Could you write out every entry exactly as it stands?
━━━ Material provided ━━━
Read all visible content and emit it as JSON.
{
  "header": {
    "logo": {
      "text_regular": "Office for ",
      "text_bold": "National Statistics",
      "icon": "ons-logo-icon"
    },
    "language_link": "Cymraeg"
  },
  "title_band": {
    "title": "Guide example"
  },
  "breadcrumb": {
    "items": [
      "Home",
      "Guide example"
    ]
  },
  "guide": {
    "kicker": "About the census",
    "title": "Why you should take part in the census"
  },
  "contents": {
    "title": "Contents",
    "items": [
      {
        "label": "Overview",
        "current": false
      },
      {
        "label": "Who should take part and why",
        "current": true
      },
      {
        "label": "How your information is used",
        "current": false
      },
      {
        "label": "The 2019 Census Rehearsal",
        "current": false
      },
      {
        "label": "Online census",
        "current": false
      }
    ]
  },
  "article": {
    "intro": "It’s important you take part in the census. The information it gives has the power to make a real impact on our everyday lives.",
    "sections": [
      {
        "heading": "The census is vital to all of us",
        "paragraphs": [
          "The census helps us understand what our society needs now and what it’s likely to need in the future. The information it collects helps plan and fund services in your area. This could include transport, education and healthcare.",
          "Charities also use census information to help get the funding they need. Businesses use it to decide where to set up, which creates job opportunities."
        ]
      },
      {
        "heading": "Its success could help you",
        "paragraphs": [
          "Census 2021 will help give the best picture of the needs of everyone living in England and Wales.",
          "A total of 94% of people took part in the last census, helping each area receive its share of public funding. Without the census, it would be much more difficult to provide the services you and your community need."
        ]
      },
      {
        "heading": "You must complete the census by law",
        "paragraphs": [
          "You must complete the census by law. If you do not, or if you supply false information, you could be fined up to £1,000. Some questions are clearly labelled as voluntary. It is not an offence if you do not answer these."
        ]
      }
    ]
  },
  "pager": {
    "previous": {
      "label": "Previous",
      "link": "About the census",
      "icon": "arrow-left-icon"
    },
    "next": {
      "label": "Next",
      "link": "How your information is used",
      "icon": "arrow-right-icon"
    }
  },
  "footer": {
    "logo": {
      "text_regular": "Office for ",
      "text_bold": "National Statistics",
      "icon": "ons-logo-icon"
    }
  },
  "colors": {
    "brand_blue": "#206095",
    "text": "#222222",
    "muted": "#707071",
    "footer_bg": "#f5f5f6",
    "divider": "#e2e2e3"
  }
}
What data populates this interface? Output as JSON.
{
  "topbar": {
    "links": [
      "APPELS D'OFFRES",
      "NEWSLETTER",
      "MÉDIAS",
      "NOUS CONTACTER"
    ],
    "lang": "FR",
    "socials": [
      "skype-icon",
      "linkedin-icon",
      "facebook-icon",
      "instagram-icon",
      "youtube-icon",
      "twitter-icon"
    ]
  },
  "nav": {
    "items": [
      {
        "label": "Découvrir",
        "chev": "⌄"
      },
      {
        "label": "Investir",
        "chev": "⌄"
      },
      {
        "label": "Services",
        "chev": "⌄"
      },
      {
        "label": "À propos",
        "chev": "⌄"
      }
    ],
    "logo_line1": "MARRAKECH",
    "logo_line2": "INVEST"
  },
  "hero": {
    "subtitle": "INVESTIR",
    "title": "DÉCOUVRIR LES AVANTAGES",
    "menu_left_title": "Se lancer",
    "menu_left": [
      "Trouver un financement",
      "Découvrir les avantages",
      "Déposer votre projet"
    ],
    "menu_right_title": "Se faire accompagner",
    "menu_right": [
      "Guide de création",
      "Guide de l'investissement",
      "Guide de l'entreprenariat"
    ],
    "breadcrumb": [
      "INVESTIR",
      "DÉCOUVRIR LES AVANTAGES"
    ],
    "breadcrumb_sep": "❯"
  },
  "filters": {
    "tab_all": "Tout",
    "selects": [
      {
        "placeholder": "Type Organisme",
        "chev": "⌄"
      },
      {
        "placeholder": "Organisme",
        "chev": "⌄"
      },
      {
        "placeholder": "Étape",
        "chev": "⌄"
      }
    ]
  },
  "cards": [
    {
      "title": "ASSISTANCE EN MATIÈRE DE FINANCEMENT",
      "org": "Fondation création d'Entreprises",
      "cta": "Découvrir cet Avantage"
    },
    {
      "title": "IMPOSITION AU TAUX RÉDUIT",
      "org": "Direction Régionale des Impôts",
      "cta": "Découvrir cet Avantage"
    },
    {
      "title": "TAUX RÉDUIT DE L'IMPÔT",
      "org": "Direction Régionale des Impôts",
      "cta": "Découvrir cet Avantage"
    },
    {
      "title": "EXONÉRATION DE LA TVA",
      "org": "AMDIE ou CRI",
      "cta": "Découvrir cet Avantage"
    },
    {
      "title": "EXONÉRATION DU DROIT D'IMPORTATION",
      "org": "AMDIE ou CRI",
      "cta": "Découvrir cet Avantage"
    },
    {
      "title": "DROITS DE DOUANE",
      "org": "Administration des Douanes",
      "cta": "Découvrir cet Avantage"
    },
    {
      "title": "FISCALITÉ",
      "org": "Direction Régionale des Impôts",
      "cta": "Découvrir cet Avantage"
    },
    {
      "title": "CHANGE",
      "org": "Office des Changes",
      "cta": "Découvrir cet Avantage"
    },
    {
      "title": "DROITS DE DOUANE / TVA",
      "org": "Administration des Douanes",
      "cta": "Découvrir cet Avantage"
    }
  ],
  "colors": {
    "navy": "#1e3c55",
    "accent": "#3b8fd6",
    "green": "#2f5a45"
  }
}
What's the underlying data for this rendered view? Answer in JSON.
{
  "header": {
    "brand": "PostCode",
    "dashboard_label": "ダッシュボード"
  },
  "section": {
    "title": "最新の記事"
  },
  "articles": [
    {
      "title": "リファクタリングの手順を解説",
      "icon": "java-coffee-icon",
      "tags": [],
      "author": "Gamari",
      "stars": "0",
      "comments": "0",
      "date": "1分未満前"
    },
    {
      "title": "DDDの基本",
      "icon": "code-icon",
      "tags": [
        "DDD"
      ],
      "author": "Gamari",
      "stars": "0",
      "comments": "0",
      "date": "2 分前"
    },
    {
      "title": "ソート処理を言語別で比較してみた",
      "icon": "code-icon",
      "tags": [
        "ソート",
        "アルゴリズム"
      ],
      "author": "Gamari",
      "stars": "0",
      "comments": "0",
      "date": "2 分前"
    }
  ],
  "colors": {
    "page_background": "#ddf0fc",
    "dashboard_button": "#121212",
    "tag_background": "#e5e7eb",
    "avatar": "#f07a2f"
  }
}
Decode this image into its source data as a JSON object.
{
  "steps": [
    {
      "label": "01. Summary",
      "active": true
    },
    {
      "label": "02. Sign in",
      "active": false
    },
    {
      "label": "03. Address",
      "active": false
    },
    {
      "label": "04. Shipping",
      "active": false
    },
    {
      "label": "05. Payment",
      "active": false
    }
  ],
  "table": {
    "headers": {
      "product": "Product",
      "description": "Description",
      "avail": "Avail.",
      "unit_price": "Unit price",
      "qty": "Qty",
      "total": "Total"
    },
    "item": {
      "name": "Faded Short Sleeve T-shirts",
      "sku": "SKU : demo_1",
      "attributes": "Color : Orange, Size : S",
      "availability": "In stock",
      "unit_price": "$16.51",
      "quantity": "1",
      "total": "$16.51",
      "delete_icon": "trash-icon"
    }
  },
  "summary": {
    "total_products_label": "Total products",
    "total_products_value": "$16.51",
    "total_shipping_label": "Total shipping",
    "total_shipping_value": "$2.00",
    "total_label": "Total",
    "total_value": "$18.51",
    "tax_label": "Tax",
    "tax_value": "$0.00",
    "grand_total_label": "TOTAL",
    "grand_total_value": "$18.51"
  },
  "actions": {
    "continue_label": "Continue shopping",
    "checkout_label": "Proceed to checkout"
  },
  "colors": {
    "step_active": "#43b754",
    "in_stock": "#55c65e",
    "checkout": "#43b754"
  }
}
━━━
[The solution]:
Read all visible content and emit it as JSON.
{
  "header": {
    "logo": {
      "text_regular": "Office for ",
      "text_bold": "National Statistics",
      "icon": "ons-logo-icon"
    },
    "language_link": "Cymraeg"
  },
  "title_band": {
    "title": "Guide example"
  },
  "breadcrumb": {
    "items": [
      "Home",
      "Guide example"
    ]
  },
  "guide": {
    "kicker": "About the census",
    "title": "Why you should take part in the census"
  },
  "contents": {
    "title": "Contents",
    "items": [
      {
        "label": "Overview",
        "current": false
      },
      {
        "label": "Who should take part and why",
        "current": true
      },
      {
        "label": "How your information is used",
        "current": false
      },
      {
        "label": "The 2019 Census Rehearsal",
        "current": false
      },
      {
        "label": "Online census",
        "current": false
      }
    ]
  },
  "article": {
    "intro": "It’s important you take part in the census. The information it gives has the power to make a real impact on our everyday lives.",
    "sections": [
      {
        "heading": "The census is vital to all of us",
        "paragraphs": [
          "The census helps us understand what our society needs now and what it’s likely to need in the future. The information it collects helps plan and fund services in your area. This could include transport, education and healthcare.",
          "Charities also use census information to help get the funding they need. Businesses use it to decide where to set up, which creates job opportunities."
        ]
      },
      {
        "heading": "Its success could help you",
        "paragraphs": [
          "Census 2021 will help give the best picture of the needs of everyone living in England and Wales.",
          "A total of 94% of people took part in the last census, helping each area receive its share of public funding. Without the census, it would be much more difficult to provide the services you and your community need."
        ]
      },
      {
        "heading": "You must complete the census by law",
        "paragraphs": [
          "You must complete the census by law. If you do not, or if you supply false information, you could be fined up to £1,000. Some questions are clearly labelled as voluntary. It is not an offence if you do not answer these."
        ]
      }
    ]
  },
  "pager": {
    "previous": {
      "label": "Previous",
      "link": "About the census",
      "icon": "arrow-left-icon"
    },
    "next": {
      "label": "Next",
      "link": "How your information is used",
      "icon": "arrow-right-icon"
    }
  },
  "footer": {
    "logo": {
      "text_regular": "Office for ",
      "text_bold": "National Statistics",
      "icon": "ons-logo-icon"
    }
  },
  "colors": {
    "brand_blue": "#206095",
    "text": "#222222",
    "muted": "#707071",
    "footer_bg": "#f5f5f6",
    "divider": "#e2e2e3"
  }
}
What data populates this interface? Output as JSON.
{
  "topbar": {
    "links": [
      "APPELS D'OFFRES",
      "NEWSLETTER",
      "MÉDIAS",
      "NOUS CONTACTER"
    ],
    "lang": "FR",
    "socials": [
      "skype-icon",
      "linkedin-icon",
      "facebook-icon",
      "instagram-icon",
      "youtube-icon",
      "twitter-icon"
    ]
  },
  "nav": {
    "items": [
      {
        "label": "Découvrir",
        "chev": "⌄"
      },
      {
        "label": "Investir",
        "chev": "⌄"
      },
      {
        "label": "Services",
        "chev": "⌄"
      },
      {
        "label": "À propos",
        "chev": "⌄"
      }
    ],
    "logo_line1": "MARRAKECH",
    "logo_line2": "INVEST"
  },
  "hero": {
    "subtitle": "INVESTIR",
    "title": "DÉCOUVRIR LES AVANTAGES",
    "menu_left_title": "Se lancer",
    "menu_left": [
      "Trouver un financement",
      "Découvrir les avantages",
      "Déposer votre projet"
    ],
    "menu_right_title": "Se faire accompagner",
    "menu_right": [
      "Guide de création",
      "Guide de l'investissement",
      "Guide de l'entreprenariat"
    ],
    "breadcrumb": [
      "INVESTIR",
      "DÉCOUVRIR LES AVANTAGES"
    ],
    "breadcrumb_sep": "❯"
  },
  "filters": {
    "tab_all": "Tout",
    "selects": [
      {
        "placeholder": "Type Organisme",
        "chev": "⌄"
      },
      {
        "placeholder": "Organisme",
        "chev": "⌄"
      },
      {
        "placeholder": "Étape",
        "chev": "⌄"
      }
    ]
  },
  "cards": [
    {
      "title": "ASSISTANCE EN MATIÈRE DE FINANCEMENT",
      "org": "Fondation création d'Entreprises",
      "cta": "Découvrir cet Avantage"
    },
    {
      "title": "IMPOSITION AU TAUX RÉDUIT",
      "org": "Direction Régionale des Impôts",
      "cta": "Découvrir cet Avantage"
    },
    {
      "title": "TAUX RÉDUIT DE L'IMPÔT",
      "org": "Direction Régionale des Impôts",
      "cta": "Découvrir cet Avantage"
    },
    {
      "title": "EXONÉRATION DE LA TVA",
      "org": "AMDIE ou CRI",
      "cta": "Découvrir cet Avantage"
    },
    {
      "title": "EXONÉRATION DU DROIT D'IMPORTATION",
      "org": "AMDIE ou CRI",
      "cta": "Découvrir cet Avantage"
    },
    {
      "title": "DROITS DE DOUANE",
      "org": "Administration des Douanes",
      "cta": "Découvrir cet Avantage"
    },
    {
      "title": "FISCALITÉ",
      "org": "Direction Régionale des Impôts",
      "cta": "Découvrir cet Avantage"
    },
    {
      "title": "CHANGE",
      "org": "Office des Changes",
      "cta": "Découvrir cet Avantage"
    },
    {
      "title": "DROITS DE DOUANE / TVA",
      "org": "Administration des Douanes",
      "cta": "Découvrir cet Avantage"
    }
  ],
  "colors": {
    "navy": "#1e3c55",
    "accent": "#3b8fd6",
    "green": "#2f5a45"
  }
}
What's the underlying data for this rendered view? Answer in JSON.
{
  "header": {
    "brand": "PostCode",
    "dashboard_label": "ダッシュボード"
  },
  "section": {
    "title": "最新の記事"
  },
  "articles": [
    {
      "title": "リファクタリングの手順を解説",
      "icon": "java-coffee-icon",
      "tags": [],
      "author": "Gamari",
      "stars": "0",
      "comments": "0",
      "date": "1分未満前"
    },
    {
      "title": "DDDの基本",
      "icon": "code-icon",
      "tags": [
        "DDD"
      ],
      "author": "Gamari",
      "stars": "0",
      "comments": "0",
      "date": "2 分前"
    },
    {
      "title": "ソート処理を言語別で比較してみた",
      "icon": "code-icon",
      "tags": [
        "ソート",
        "アルゴリズム"
      ],
      "author": "Gamari",
      "stars": "0",
      "comments": "0",
      "date": "2 分前"
    }
  ],
  "colors": {
    "page_background": "#ddf0fc",
    "dashboard_button": "#121212",
    "tag_background": "#e5e7eb",
    "avatar": "#f07a2f"
  }
}
Decode this image into its source data as a JSON object.
{
  "steps": [
    {
      "label": "01. Summary",
      "active": true
    },
    {
      "label": "02. Sign in",
      "active": false
    },
    {
      "label": "03. Address",
      "active": false
    },
    {
      "label": "04. Shipping",
      "active": false
    },
    {
      "label": "05. Payment",
      "active": false
    }
  ],
  "table": {
    "headers": {
      "product": "Product",
      "description": "Description",
      "avail": "Avail.",
      "unit_price": "Unit price",
      "qty": "Qty",
      "total": "Total"
    },
    "item": {
      "name": "Faded Short Sleeve T-shirts",
      "sku": "SKU : demo_1",
      "attributes": "Color : Orange, Size : S",
      "availability": "In stock",
      "unit_price": "$16.51",
      "quantity": "1",
      "total": "$16.51",
      "delete_icon": "trash-icon"
    }
  },
  "summary": {
    "total_products_label": "Total products",
    "total_products_value": "$16.51",
    "total_shipping_label": "Total shipping",
    "total_shipping_value": "$2.00",
    "total_label": "Total",
    "total_value": "$18.51",
    "tax_label": "Tax",
    "tax_value": "$0.00",
    "grand_total_label": "TOTAL",
    "grand_total_value": "$18.51"
  },
  "actions": {
    "continue_label": "Continue shopping",
    "checkout_label": "Proceed to checkout"
  },
  "colors": {
    "step_active": "#43b754",
    "in_stock": "#55c65e",
    "checkout": "#43b754"
  }
}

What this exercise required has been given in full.